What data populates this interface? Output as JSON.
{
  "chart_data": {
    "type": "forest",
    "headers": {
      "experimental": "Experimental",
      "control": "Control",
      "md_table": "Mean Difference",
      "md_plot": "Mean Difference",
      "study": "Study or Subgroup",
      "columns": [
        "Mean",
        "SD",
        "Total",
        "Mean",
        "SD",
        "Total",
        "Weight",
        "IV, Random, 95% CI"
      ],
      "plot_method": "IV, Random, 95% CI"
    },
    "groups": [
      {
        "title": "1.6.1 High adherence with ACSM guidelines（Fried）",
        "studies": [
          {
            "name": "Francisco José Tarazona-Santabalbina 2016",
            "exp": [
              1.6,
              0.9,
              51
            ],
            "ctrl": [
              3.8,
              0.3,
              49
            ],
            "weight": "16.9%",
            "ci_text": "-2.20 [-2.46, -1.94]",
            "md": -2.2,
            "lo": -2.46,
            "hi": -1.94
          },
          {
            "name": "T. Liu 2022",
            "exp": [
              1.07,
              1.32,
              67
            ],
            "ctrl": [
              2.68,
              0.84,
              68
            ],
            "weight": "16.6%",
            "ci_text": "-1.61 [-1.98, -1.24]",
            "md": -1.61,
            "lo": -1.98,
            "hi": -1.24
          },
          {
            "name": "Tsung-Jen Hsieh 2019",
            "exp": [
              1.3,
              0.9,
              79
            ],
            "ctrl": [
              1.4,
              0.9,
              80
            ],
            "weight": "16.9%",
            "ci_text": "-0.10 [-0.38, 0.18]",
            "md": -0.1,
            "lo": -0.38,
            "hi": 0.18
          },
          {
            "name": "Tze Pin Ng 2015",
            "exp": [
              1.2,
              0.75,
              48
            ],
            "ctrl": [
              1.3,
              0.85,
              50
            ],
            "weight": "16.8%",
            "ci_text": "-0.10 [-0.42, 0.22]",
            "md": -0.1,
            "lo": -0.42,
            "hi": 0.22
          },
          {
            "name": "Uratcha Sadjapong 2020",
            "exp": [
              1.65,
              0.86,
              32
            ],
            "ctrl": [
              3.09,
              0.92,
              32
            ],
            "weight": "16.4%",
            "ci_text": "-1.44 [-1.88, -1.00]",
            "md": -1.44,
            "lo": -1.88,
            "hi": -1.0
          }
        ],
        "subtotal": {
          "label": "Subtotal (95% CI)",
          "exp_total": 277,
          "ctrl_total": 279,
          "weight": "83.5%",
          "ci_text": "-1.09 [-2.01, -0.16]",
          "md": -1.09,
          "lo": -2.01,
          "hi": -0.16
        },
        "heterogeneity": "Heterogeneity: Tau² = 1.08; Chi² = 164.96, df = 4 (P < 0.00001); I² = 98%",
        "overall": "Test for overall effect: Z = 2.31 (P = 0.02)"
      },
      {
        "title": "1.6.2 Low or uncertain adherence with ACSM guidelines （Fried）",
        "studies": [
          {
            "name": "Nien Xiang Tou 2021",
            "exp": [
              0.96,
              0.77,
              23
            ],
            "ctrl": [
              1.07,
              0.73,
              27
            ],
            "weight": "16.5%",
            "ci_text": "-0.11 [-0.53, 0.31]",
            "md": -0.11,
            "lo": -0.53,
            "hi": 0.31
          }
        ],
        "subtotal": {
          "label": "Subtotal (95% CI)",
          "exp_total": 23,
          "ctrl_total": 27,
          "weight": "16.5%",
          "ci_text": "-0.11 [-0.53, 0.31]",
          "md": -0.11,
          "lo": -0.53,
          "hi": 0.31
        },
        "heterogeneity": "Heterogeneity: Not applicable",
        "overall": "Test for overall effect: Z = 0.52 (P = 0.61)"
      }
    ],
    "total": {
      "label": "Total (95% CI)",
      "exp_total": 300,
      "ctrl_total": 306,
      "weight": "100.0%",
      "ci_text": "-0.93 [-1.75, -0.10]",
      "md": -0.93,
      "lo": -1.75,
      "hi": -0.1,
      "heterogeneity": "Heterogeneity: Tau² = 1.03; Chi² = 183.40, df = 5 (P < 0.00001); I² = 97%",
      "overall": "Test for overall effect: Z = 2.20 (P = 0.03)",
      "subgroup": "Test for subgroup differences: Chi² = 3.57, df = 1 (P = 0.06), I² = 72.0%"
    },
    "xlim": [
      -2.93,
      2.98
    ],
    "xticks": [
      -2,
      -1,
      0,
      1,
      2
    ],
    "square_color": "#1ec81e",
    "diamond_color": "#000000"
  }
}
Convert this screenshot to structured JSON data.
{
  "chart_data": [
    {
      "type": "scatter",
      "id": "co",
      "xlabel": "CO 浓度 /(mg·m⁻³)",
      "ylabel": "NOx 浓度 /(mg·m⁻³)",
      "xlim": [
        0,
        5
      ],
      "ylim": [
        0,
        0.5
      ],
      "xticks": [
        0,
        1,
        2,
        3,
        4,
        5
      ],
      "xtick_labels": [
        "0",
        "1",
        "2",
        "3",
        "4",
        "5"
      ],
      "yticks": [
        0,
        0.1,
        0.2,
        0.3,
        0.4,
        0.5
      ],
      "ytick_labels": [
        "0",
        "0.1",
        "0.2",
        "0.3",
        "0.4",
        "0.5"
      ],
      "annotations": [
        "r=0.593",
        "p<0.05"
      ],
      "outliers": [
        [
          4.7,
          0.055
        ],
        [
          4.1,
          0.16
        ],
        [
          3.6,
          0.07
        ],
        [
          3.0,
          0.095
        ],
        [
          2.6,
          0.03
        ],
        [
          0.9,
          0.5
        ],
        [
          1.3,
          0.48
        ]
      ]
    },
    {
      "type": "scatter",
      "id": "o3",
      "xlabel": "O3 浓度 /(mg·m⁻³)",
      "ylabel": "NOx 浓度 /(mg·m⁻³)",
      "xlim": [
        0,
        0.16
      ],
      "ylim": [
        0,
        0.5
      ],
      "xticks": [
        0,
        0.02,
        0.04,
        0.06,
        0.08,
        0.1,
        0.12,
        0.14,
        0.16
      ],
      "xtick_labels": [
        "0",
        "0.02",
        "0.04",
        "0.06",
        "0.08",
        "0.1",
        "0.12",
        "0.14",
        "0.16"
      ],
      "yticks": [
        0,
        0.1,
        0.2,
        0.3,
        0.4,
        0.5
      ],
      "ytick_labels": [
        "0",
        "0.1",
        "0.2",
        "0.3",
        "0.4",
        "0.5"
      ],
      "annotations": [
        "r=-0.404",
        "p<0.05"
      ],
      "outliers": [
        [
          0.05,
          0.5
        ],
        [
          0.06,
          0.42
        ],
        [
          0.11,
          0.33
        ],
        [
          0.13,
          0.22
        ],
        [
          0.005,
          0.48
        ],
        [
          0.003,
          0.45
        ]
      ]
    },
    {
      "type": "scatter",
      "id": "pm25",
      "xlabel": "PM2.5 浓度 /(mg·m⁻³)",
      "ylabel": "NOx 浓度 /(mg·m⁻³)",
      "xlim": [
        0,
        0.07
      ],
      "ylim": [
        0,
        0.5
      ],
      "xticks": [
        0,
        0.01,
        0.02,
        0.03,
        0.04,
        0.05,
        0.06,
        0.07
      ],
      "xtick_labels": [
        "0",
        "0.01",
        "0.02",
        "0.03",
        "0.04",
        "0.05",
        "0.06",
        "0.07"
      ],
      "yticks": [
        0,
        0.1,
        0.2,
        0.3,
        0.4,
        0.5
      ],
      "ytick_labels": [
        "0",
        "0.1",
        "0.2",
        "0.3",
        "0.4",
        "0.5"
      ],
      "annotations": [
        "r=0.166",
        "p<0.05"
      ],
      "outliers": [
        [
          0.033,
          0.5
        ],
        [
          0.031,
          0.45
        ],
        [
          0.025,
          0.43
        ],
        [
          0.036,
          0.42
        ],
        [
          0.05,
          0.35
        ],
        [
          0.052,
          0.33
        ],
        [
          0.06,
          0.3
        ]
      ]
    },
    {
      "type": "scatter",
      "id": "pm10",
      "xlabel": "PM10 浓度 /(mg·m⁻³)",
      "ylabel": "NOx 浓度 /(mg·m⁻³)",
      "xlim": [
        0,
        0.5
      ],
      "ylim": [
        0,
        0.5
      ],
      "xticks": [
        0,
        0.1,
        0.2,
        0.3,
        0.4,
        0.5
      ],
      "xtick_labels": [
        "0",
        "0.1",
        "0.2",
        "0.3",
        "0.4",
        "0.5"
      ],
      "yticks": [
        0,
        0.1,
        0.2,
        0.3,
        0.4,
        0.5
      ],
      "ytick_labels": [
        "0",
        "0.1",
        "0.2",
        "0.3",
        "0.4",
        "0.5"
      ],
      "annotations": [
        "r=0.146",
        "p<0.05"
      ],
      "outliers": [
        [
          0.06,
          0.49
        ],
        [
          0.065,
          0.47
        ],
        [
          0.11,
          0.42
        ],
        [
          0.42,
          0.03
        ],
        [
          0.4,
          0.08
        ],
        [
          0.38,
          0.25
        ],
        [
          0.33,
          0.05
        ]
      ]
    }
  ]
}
--
STATED PROBLEM:
Take each line containing the string "Random" and copy it out.

RIGHT ANSWER:
        "IV, Random, 95% CI"
      "plot_method": "IV, Random, 95% CI"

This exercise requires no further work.